** Start **

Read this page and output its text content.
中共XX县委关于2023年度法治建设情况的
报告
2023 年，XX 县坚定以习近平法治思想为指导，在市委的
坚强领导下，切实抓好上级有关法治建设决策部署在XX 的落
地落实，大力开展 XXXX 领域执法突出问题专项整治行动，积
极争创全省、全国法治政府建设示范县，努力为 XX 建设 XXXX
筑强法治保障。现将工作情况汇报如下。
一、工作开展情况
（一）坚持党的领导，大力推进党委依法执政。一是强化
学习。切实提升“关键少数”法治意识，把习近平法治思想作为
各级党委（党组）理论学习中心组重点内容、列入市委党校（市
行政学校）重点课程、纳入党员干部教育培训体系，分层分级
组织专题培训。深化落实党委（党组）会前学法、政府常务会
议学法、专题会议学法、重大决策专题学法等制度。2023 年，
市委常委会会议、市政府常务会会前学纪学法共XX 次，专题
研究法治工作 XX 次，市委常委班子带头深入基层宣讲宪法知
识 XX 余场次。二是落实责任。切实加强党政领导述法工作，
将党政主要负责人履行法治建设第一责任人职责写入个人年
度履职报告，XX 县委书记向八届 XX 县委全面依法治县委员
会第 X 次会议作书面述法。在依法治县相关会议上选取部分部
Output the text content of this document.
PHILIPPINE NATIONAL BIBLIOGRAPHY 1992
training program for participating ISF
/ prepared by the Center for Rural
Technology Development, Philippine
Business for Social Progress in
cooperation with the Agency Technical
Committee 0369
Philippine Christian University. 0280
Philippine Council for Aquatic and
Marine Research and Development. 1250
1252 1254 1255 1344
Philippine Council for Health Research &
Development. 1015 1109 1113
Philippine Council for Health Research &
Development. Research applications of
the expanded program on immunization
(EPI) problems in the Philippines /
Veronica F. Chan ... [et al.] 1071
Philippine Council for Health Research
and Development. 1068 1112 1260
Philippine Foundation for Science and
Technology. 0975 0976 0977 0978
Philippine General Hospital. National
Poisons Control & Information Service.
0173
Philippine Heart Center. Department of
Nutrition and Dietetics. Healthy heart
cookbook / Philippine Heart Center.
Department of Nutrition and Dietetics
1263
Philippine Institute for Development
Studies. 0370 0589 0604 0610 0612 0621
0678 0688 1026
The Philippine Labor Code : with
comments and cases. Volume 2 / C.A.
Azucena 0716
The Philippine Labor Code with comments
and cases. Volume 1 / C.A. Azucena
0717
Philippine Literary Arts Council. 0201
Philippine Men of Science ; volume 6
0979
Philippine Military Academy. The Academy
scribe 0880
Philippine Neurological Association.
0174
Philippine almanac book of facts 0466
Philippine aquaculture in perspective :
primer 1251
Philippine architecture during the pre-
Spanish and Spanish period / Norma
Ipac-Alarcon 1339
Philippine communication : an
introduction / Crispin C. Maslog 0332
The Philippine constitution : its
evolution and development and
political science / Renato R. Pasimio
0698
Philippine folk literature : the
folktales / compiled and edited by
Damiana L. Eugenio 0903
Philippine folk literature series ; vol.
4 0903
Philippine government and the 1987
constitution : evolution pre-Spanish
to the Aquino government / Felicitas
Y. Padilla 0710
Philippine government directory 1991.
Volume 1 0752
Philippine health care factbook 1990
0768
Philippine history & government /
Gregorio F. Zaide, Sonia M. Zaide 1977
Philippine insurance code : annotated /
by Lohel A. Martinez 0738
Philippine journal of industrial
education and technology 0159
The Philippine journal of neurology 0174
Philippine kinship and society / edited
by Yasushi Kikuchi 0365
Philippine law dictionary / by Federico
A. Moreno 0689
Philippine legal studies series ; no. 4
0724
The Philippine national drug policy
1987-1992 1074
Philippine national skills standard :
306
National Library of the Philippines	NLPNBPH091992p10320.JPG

** End **

◆ **Short problem**:
Copy every line of the records word for word.

◆ **Exercise output**:
Read this page and output its text content.
中共XX县委关于2023年度法治建设情况的
报告
2023 年，XX 县坚定以习近平法治思想为指导，在市委的
坚强领导下，切实抓好上级有关法治建设决策部署在XX 的落
地落实，大力开展 XXXX 领域执法突出问题专项整治行动，积
极争创全省、全国法治政府建设示范县，努力为 XX 建设 XXXX
筑强法治保障。现将工作情况汇报如下。
一、工作开展情况
（一）坚持党的领导，大力推进党委依法执政。一是强化
学习。切实提升“关键少数”法治意识，把习近平法治思想作为
各级党委（党组）理论学习中心组重点内容、列入市委党校（市
行政学校）重点课程、纳入党员干部教育培训体系，分层分级
组织专题培训。深化落实党委（党组）会前学法、政府常务会
议学法、专题会议学法、重大决策专题学法等制度。2023 年，
市委常委会会议、市政府常务会会前学纪学法共XX 次，专题
研究法治工作 XX 次，市委常委班子带头深入基层宣讲宪法知
识 XX 余场次。二是落实责任。切实加强党政领导述法工作，
将党政主要负责人履行法治建设第一责任人职责写入个人年
度履职报告，XX 县委书记向八届 XX 县委全面依法治县委员
会第 X 次会议作书面述法。在依法治县相关会议上选取部分部
Output the text content of this document.
PHILIPPINE NATIONAL BIBLIOGRAPHY 1992
training program for participating ISF
/ prepared by the Center for Rural
Technology Development, Philippine
Business for Social Progress in
cooperation with the Agency Technical
Committee 0369
Philippine Christian University. 0280
Philippine Council for Aquatic and
Marine Research and Development. 1250
1252 1254 1255 1344
Philippine Council for Health Research &
Development. 1015 1109 1113
Philippine Council for Health Research &
Development. Research applications of
the expanded program on immunization
(EPI) problems in the Philippines /
Veronica F. Chan ... [et al.] 1071
Philippine Council for Health Research
and Development. 1068 1112 1260
Philippine Foundation for Science and
Technology. 0975 0976 0977 0978
Philippine General Hospital. National
Poisons Control & Information Service.
0173
Philippine Heart Center. Department of
Nutrition and Dietetics. Healthy heart
cookbook / Philippine Heart Center.
Department of Nutrition and Dietetics
1263
Philippine Institute for Development
Studies. 0370 0589 0604 0610 0612 0621
0678 0688 1026
The Philippine Labor Code : with
comments and cases. Volume 2 / C.A.
Azucena 0716
The Philippine Labor Code with comments
and cases. Volume 1 / C.A. Azucena
0717
Philippine Literary Arts Council. 0201
Philippine Men of Science ; volume 6
0979
Philippine Military Academy. The Academy
scribe 0880
Philippine Neurological Association.
0174
Philippine almanac book of facts 0466
Philippine aquaculture in perspective :
primer 1251
Philippine architecture during the pre-
Spanish and Spanish period / Norma
Ipac-Alarcon 1339
Philippine communication : an
introduction / Crispin C. Maslog 0332
The Philippine constitution : its
evolution and development and
political science / Renato R. Pasimio
0698
Philippine folk literature : the
folktales / compiled and edited by
Damiana L. Eugenio 0903
Philippine folk literature series ; vol.
4 0903
Philippine government and the 1987
constitution : evolution pre-Spanish
to the Aquino government / Felicitas
Y. Padilla 0710
Philippine government directory 1991.
Volume 1 0752
Philippine health care factbook 1990
0768
Philippine history & government /
Gregorio F. Zaide, Sonia M. Zaide 1977
Philippine insurance code : annotated /
by Lohel A. Martinez 0738
Philippine journal of industrial
education and technology 0159
The Philippine journal of neurology 0174
Philippine kinship and society / edited
by Yasushi Kikuchi 0365
Philippine law dictionary / by Federico
A. Moreno 0689
Philippine legal studies series ; no. 4
0724
The Philippine national drug policy
1987-1992 1074
Philippine national skills standard :
306
National Library of the Philippines	NLPNBPH091992p10320.JPG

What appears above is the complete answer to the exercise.